[Stored data entries]
==*==

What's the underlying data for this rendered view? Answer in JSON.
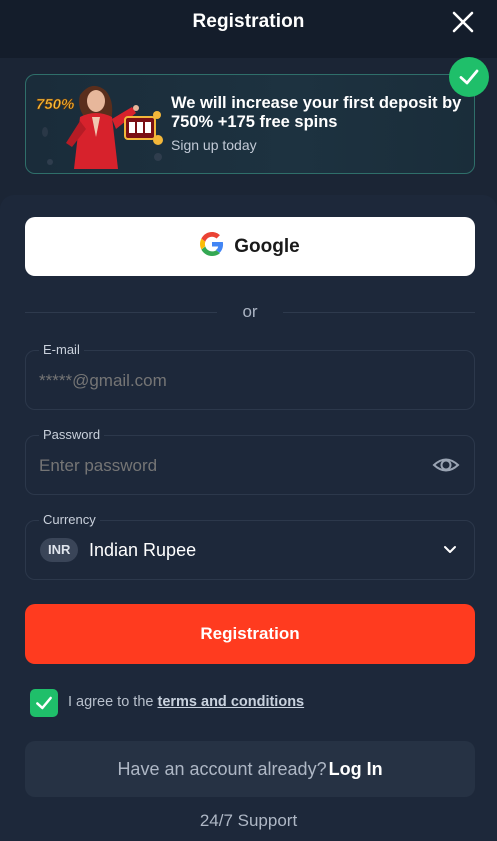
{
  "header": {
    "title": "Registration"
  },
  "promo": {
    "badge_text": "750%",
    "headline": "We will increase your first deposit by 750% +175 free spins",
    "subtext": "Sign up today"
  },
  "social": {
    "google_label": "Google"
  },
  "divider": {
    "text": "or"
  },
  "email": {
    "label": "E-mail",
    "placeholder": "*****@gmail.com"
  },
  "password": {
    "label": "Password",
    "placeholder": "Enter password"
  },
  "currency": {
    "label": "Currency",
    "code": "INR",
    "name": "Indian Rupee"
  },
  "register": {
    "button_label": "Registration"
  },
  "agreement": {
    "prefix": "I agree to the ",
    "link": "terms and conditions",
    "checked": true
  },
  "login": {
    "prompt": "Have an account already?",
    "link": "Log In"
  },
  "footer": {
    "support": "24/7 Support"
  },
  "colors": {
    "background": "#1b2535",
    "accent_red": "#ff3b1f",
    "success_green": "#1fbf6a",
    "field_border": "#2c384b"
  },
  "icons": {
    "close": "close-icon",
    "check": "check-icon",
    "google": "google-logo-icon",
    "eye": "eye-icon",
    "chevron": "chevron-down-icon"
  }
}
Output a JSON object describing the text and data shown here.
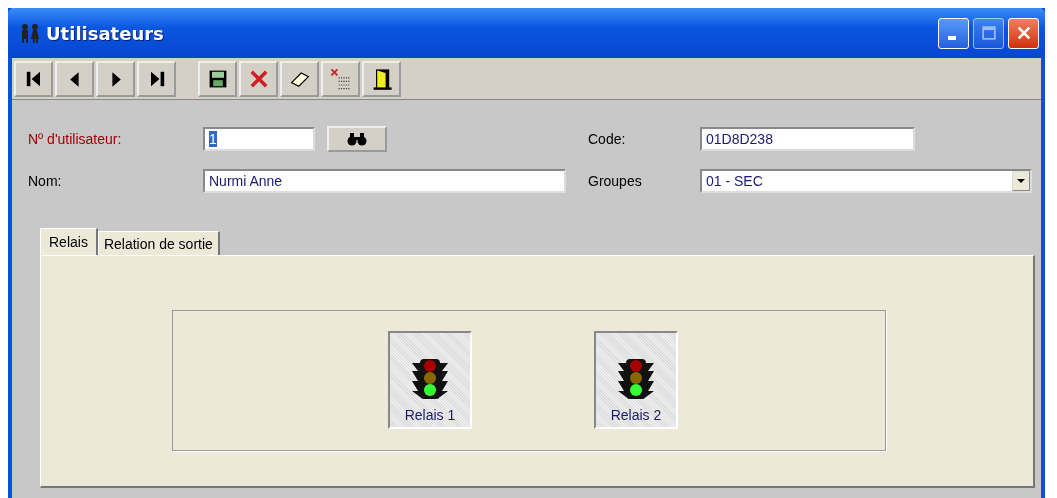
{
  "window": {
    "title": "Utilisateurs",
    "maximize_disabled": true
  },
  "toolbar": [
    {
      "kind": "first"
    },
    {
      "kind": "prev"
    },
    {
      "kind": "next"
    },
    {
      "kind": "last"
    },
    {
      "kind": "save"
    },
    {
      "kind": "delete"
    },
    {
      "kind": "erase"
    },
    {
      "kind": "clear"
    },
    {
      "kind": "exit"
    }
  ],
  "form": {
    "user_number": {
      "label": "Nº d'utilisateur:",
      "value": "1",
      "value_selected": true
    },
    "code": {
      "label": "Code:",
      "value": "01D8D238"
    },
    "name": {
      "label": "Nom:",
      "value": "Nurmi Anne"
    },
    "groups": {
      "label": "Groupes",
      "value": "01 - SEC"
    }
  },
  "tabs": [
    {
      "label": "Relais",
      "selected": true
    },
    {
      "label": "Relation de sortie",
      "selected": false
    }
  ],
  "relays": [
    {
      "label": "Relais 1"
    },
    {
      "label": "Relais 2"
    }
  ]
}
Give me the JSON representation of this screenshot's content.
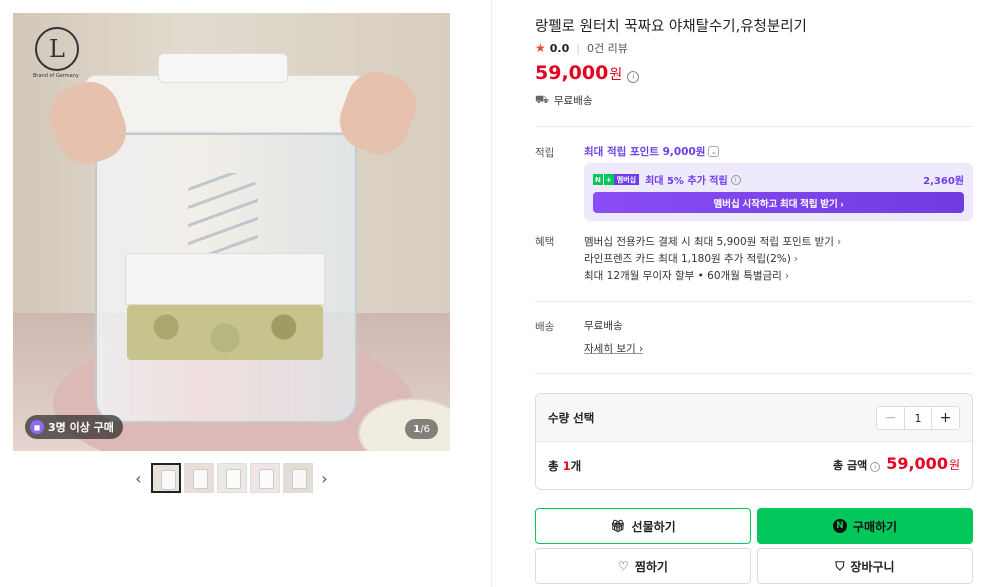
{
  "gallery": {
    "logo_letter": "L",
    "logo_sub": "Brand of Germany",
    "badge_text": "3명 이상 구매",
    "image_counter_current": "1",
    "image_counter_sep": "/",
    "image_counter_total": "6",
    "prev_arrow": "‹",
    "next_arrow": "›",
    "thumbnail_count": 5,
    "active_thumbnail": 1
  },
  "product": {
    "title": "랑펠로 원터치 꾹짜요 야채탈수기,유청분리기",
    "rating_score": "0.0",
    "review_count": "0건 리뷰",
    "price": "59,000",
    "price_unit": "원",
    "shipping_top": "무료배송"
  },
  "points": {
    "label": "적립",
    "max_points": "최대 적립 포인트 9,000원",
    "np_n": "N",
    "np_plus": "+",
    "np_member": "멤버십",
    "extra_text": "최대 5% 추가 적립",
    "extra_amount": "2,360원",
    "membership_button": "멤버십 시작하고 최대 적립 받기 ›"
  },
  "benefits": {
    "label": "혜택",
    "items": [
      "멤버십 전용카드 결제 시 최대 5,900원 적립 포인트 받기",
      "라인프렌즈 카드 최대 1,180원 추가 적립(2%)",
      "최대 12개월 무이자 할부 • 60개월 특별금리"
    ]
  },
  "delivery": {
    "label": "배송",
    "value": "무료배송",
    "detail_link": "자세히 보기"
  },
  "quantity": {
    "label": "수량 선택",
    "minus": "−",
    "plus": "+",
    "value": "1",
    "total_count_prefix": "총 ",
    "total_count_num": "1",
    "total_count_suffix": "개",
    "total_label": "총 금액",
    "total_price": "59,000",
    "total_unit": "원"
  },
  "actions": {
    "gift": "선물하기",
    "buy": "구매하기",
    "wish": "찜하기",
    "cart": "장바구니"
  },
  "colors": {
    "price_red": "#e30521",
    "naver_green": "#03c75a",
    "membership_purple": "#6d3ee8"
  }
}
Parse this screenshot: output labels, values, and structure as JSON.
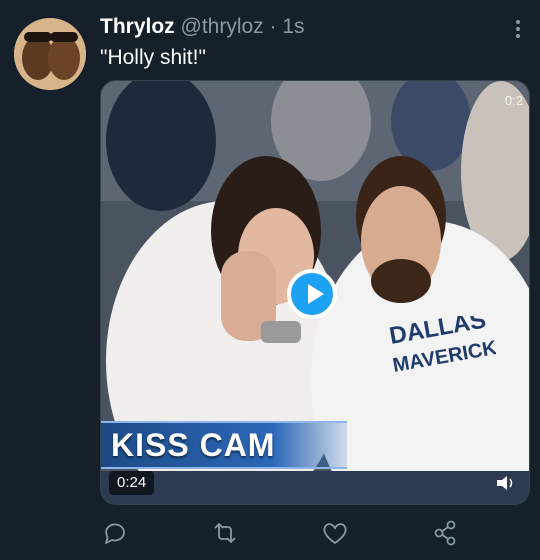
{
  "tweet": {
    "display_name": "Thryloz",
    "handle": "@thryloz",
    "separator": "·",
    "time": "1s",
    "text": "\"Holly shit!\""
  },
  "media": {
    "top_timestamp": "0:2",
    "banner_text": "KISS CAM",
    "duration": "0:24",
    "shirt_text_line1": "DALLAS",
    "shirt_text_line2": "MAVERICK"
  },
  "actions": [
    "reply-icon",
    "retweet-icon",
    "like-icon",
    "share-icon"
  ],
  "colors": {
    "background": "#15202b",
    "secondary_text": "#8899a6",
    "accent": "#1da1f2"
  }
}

==*==

» PROBLEM TO SOLVE:
Please quote the records above exactly, beginning at the line that contains "Parse this screenshot: output" and ending at their last line. Leave the pictures out.

» EXPECTED ANSWER:
Parse this screenshot: output labels, values, and structure as JSON.
{
  "tweet": {
    "display_name": "Thryloz",
    "handle": "@thryloz",
    "separator": "·",
    "time": "1s",
    "text": "\"Holly shit!\""
  },
  "media": {
    "top_timestamp": "0:2",
    "banner_text": "KISS CAM",
    "duration": "0:24",
    "shirt_text_line1": "DALLAS",
    "shirt_text_line2": "MAVERICK"
  },
  "actions": [
    "reply-icon",
    "retweet-icon",
    "like-icon",
    "share-icon"
  ],
  "colors": {
    "background": "#15202b",
    "secondary_text": "#8899a6",
    "accent": "#1da1f2"
  }
}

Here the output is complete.